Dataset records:

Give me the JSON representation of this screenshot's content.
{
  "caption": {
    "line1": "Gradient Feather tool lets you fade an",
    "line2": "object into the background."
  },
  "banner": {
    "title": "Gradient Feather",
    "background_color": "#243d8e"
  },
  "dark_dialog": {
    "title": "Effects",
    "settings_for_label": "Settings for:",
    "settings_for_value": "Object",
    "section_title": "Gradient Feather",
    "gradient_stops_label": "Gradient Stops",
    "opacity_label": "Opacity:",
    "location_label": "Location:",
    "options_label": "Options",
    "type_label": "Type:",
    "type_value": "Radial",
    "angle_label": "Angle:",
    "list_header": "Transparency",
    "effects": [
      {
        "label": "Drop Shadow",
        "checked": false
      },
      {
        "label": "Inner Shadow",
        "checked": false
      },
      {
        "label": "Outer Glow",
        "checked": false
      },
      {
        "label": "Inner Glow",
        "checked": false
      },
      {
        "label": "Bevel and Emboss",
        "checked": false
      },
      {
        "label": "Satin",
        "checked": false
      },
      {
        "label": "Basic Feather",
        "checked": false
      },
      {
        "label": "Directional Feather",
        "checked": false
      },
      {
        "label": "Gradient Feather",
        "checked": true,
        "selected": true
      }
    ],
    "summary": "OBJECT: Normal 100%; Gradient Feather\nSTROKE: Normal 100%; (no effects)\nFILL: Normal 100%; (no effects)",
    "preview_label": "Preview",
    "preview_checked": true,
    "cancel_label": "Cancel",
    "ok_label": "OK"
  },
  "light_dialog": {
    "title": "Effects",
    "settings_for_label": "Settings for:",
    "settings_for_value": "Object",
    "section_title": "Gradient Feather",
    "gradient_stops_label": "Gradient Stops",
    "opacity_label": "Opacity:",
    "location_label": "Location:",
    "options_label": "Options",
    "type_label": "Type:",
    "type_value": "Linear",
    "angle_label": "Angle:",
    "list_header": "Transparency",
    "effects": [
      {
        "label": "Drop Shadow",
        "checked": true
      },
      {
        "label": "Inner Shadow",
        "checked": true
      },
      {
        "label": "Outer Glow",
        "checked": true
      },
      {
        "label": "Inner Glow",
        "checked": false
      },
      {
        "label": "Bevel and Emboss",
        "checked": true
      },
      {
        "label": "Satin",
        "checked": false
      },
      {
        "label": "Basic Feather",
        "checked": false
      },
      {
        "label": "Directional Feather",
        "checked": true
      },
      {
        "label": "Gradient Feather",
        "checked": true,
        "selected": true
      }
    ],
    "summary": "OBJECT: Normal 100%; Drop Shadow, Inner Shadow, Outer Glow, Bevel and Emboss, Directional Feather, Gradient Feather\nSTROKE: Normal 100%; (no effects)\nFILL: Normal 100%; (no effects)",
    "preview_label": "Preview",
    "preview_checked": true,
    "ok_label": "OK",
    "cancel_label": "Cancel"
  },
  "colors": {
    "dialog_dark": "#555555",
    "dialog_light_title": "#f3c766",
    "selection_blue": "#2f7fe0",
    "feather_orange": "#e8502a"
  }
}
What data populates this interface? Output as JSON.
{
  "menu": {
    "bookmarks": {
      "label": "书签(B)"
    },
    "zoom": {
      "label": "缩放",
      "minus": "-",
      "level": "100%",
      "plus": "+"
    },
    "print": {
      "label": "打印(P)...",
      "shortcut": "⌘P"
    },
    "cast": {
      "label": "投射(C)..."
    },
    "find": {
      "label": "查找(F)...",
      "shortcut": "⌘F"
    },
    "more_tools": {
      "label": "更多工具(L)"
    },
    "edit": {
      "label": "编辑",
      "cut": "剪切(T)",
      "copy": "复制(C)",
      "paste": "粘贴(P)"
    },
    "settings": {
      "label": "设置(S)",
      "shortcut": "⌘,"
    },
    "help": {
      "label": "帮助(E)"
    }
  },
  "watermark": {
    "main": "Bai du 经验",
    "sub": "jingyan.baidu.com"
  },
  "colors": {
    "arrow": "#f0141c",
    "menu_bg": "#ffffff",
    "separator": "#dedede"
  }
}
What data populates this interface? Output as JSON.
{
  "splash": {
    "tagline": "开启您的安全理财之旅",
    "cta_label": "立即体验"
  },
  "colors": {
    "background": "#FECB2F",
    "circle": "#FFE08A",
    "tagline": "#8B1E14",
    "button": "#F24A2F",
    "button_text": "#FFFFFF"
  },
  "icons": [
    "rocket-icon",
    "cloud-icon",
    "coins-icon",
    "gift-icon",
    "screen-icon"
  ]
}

WHAT YOU NEED TO DO | Extract all of the data above without altering anything.

WRITTEN SOLUTION |
Give me the JSON representation of this screenshot's content.
{
  "caption": {
    "line1": "Gradient Feather tool lets you fade an",
    "line2": "object into the background."
  },
  "banner": {
    "title": "Gradient Feather",
    "background_color": "#243d8e"
  },
  "dark_dialog": {
    "title": "Effects",
    "settings_for_label": "Settings for:",
    "settings_for_value": "Object",
    "section_title": "Gradient Feather",
    "gradient_stops_label": "Gradient Stops",
    "opacity_label": "Opacity:",
    "location_label": "Location:",
    "options_label": "Options",
    "type_label": "Type:",
    "type_value": "Radial",
    "angle_label": "Angle:",
    "list_header": "Transparency",
    "effects": [
      {
        "label": "Drop Shadow",
        "checked": false
      },
      {
        "label": "Inner Shadow",
        "checked": false
      },
      {
        "label": "Outer Glow",
        "checked": false
      },
      {
        "label": "Inner Glow",
        "checked": false
      },
      {
        "label": "Bevel and Emboss",
        "checked": false
      },
      {
        "label": "Satin",
        "checked": false
      },
      {
        "label": "Basic Feather",
        "checked": false
      },
      {
        "label": "Directional Feather",
        "checked": false
      },
      {
        "label": "Gradient Feather",
        "checked": true,
        "selected": true
      }
    ],
    "summary": "OBJECT: Normal 100%; Gradient Feather\nSTROKE: Normal 100%; (no effects)\nFILL: Normal 100%; (no effects)",
    "preview_label": "Preview",
    "preview_checked": true,
    "cancel_label": "Cancel",
    "ok_label": "OK"
  },
  "light_dialog": {
    "title": "Effects",
    "settings_for_label": "Settings for:",
    "settings_for_value": "Object",
    "section_title": "Gradient Feather",
    "gradient_stops_label": "Gradient Stops",
    "opacity_label": "Opacity:",
    "location_label": "Location:",
    "options_label": "Options",
    "type_label": "Type:",
    "type_value": "Linear",
    "angle_label": "Angle:",
    "list_header": "Transparency",
    "effects": [
      {
        "label": "Drop Shadow",
        "checked": true
      },
      {
        "label": "Inner Shadow",
        "checked": true
      },
      {
        "label": "Outer Glow",
        "checked": true
      },
      {
        "label": "Inner Glow",
        "checked": false
      },
      {
        "label": "Bevel and Emboss",
        "checked": true
      },
      {
        "label": "Satin",
        "checked": false
      },
      {
        "label": "Basic Feather",
        "checked": false
      },
      {
        "label": "Directional Feather",
        "checked": true
      },
      {
        "label": "Gradient Feather",
        "checked": true,
        "selected": true
      }
    ],
    "summary": "OBJECT: Normal 100%; Drop Shadow, Inner Shadow, Outer Glow, Bevel and Emboss, Directional Feather, Gradient Feather\nSTROKE: Normal 100%; (no effects)\nFILL: Normal 100%; (no effects)",
    "preview_label": "Preview",
    "preview_checked": true,
    "ok_label": "OK",
    "cancel_label": "Cancel"
  },
  "colors": {
    "dialog_dark": "#555555",
    "dialog_light_title": "#f3c766",
    "selection_blue": "#2f7fe0",
    "feather_orange": "#e8502a"
  }
}
What data populates this interface? Output as JSON.
{
  "menu": {
    "bookmarks": {
      "label": "书签(B)"
    },
    "zoom": {
      "label": "缩放",
      "minus": "-",
      "level": "100%",
      "plus": "+"
    },
    "print": {
      "label": "打印(P)...",
      "shortcut": "⌘P"
    },
    "cast": {
      "label": "投射(C)..."
    },
    "find": {
      "label": "查找(F)...",
      "shortcut": "⌘F"
    },
    "more_tools": {
      "label": "更多工具(L)"
    },
    "edit": {
      "label": "编辑",
      "cut": "剪切(T)",
      "copy": "复制(C)",
      "paste": "粘贴(P)"
    },
    "settings": {
      "label": "设置(S)",
      "shortcut": "⌘,"
    },
    "help": {
      "label": "帮助(E)"
    }
  },
  "watermark": {
    "main": "Bai du 经验",
    "sub": "jingyan.baidu.com"
  },
  "colors": {
    "arrow": "#f0141c",
    "menu_bg": "#ffffff",
    "separator": "#dedede"
  }
}
What data populates this interface? Output as JSON.
{
  "splash": {
    "tagline": "开启您的安全理财之旅",
    "cta_label": "立即体验"
  },
  "colors": {
    "background": "#FECB2F",
    "circle": "#FFE08A",
    "tagline": "#8B1E14",
    "button": "#F24A2F",
    "button_text": "#FFFFFF"
  },
  "icons": [
    "rocket-icon",
    "cloud-icon",
    "coins-icon",
    "gift-icon",
    "screen-icon"
  ]
}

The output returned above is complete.